[TASK INSTRUCTIONS]:
Pick out and copy every line below that has the word "сточных".

[RECORD SET]:
- - - - -

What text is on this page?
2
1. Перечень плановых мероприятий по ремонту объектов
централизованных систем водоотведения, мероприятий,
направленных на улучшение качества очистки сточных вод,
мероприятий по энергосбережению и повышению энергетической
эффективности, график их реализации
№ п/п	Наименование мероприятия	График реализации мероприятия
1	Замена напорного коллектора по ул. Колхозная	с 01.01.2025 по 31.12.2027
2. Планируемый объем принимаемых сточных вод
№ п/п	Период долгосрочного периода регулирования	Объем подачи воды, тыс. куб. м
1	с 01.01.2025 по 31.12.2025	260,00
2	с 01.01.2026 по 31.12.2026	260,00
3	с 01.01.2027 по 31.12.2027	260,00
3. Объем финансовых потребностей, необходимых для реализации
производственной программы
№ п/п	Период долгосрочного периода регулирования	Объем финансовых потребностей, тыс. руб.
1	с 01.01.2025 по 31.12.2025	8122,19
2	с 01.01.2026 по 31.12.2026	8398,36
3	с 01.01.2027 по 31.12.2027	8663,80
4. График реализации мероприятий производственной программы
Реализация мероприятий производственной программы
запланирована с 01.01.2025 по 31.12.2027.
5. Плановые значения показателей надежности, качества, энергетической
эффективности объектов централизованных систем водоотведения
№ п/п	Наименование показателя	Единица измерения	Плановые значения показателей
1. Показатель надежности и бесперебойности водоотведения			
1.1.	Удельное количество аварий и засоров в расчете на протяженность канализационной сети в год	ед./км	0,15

- - - - -

[TASK RESULT]:
направленных на улучшение качества очистки сточных вод,
2. Планируемый объем принимаемых сточных вод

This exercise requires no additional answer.